Description of the task
Count every line of these entries that holds the word "arrow", and reply with the number only.

╭─ Data for processing

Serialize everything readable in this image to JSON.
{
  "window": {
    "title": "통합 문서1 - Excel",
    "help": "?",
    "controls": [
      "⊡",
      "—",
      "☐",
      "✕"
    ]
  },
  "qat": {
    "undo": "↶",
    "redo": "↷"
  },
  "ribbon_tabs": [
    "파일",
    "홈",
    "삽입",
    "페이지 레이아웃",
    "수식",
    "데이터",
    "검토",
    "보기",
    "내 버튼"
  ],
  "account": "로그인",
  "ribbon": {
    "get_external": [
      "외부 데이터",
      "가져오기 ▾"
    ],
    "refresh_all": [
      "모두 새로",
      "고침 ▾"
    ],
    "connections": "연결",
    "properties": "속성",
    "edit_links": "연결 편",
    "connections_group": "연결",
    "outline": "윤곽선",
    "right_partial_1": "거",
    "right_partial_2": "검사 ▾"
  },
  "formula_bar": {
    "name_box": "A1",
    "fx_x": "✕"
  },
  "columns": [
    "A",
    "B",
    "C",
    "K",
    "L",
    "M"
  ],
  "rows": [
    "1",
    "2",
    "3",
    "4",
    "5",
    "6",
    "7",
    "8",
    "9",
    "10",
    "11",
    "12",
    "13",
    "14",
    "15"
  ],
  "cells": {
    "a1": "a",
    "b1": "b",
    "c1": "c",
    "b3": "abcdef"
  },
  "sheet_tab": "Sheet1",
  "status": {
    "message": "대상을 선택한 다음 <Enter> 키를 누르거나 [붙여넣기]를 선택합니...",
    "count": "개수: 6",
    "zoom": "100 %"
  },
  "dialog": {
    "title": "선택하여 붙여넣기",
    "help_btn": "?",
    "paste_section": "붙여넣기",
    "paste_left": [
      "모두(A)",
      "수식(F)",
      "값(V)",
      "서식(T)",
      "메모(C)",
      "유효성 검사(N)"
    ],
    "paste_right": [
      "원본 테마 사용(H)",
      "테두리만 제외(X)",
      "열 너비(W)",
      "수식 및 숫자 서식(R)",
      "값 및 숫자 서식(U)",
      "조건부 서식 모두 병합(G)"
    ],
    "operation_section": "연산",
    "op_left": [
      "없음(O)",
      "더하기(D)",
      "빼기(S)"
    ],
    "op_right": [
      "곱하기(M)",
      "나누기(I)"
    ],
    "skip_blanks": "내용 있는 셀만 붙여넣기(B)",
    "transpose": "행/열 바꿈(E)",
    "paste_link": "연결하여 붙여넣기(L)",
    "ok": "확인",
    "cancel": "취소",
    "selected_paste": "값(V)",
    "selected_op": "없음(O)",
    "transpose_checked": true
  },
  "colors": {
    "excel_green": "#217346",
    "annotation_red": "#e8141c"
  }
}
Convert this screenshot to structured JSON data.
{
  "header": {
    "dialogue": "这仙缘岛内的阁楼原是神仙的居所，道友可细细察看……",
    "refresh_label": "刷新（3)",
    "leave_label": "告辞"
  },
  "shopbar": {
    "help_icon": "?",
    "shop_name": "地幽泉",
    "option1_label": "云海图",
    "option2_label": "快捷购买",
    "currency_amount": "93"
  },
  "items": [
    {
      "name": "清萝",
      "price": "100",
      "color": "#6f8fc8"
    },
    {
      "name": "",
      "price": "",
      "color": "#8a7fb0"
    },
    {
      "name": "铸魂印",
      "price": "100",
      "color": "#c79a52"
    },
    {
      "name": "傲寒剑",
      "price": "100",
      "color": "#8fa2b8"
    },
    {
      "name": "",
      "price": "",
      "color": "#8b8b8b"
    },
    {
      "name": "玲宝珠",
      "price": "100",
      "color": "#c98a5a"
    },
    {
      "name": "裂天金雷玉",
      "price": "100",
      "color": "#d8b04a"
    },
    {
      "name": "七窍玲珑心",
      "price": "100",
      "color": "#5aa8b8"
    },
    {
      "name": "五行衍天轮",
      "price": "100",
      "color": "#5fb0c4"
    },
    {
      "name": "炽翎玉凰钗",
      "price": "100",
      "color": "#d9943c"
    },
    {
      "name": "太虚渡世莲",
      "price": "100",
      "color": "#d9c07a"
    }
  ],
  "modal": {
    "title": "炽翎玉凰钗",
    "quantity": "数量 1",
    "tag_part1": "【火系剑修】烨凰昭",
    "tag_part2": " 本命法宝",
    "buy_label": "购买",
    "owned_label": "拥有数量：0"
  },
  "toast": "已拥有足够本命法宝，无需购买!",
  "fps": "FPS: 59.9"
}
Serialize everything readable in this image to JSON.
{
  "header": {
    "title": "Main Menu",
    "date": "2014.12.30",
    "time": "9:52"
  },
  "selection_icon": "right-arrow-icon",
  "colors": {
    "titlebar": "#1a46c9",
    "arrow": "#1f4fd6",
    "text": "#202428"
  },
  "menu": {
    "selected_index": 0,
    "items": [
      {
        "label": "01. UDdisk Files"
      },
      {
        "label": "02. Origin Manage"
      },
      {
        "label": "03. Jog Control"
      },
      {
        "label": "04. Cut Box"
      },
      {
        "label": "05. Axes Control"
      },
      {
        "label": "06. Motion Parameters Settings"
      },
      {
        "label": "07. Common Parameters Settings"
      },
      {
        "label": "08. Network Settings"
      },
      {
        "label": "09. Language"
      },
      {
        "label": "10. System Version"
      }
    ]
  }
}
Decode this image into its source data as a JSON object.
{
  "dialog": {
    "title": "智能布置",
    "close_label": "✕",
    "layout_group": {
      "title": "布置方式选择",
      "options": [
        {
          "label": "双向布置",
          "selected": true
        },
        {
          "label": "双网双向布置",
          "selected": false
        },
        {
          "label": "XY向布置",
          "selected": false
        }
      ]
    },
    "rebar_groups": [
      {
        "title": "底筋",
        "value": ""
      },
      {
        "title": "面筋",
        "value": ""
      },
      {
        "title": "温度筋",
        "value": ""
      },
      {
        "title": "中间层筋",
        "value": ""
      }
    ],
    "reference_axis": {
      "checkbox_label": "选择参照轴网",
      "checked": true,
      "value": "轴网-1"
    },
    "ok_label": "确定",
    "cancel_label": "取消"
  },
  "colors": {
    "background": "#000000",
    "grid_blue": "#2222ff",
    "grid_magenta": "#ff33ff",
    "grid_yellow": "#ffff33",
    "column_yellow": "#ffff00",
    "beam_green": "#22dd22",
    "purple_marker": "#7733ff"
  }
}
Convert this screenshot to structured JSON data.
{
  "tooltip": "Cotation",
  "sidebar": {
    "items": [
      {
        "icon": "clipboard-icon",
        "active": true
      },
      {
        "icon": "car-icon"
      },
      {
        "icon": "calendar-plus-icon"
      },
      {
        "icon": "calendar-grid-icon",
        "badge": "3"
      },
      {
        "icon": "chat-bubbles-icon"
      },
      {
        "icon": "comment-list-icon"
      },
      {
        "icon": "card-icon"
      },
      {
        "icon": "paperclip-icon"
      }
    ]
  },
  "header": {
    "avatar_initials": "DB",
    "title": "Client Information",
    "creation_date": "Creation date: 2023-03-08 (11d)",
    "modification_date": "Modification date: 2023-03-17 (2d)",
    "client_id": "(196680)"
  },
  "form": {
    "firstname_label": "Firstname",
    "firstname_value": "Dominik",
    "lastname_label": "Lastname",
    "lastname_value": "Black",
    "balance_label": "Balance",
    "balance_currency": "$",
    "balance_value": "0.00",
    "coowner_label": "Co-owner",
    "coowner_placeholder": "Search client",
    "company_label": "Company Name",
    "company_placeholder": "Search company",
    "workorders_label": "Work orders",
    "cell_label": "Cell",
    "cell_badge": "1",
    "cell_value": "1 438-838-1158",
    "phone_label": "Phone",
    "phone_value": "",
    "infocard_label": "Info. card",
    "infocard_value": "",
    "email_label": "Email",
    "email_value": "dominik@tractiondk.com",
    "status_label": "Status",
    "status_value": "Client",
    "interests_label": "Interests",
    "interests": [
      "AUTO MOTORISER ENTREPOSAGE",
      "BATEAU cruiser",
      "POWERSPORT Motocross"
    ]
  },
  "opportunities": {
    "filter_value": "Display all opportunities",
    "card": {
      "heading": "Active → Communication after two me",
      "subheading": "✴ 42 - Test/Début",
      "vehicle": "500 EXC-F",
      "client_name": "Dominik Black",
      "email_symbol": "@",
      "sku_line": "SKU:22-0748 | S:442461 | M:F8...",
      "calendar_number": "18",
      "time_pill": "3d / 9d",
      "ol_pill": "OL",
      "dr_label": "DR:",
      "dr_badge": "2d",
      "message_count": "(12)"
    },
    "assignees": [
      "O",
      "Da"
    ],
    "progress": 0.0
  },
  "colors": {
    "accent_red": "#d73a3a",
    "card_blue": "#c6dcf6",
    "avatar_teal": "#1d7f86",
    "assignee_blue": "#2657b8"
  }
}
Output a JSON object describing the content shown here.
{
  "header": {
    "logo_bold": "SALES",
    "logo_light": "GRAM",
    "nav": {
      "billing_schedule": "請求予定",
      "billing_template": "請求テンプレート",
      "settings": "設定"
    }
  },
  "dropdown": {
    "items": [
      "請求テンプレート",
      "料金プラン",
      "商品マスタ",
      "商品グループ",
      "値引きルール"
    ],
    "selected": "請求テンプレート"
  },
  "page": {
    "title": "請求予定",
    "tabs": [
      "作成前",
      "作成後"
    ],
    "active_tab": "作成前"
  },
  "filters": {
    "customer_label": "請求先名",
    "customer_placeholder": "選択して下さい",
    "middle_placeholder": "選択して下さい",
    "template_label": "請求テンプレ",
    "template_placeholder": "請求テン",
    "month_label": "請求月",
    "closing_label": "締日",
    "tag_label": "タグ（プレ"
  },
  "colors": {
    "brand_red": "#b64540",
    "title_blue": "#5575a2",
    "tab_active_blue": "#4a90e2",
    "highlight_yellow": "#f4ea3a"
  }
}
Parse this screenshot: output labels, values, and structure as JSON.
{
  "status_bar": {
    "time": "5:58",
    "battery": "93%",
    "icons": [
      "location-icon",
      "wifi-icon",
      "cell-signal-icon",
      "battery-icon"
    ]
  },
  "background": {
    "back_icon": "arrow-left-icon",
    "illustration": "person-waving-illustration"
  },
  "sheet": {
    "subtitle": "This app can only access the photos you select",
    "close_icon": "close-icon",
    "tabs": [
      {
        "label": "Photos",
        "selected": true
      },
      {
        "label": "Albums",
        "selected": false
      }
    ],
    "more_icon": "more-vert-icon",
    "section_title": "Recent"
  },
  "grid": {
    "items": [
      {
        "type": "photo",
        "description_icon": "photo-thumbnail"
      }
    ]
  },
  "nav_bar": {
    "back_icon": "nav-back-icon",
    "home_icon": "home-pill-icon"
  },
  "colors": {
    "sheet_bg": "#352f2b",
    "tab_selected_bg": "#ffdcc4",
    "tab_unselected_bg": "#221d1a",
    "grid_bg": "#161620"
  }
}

╰─

Written answer
3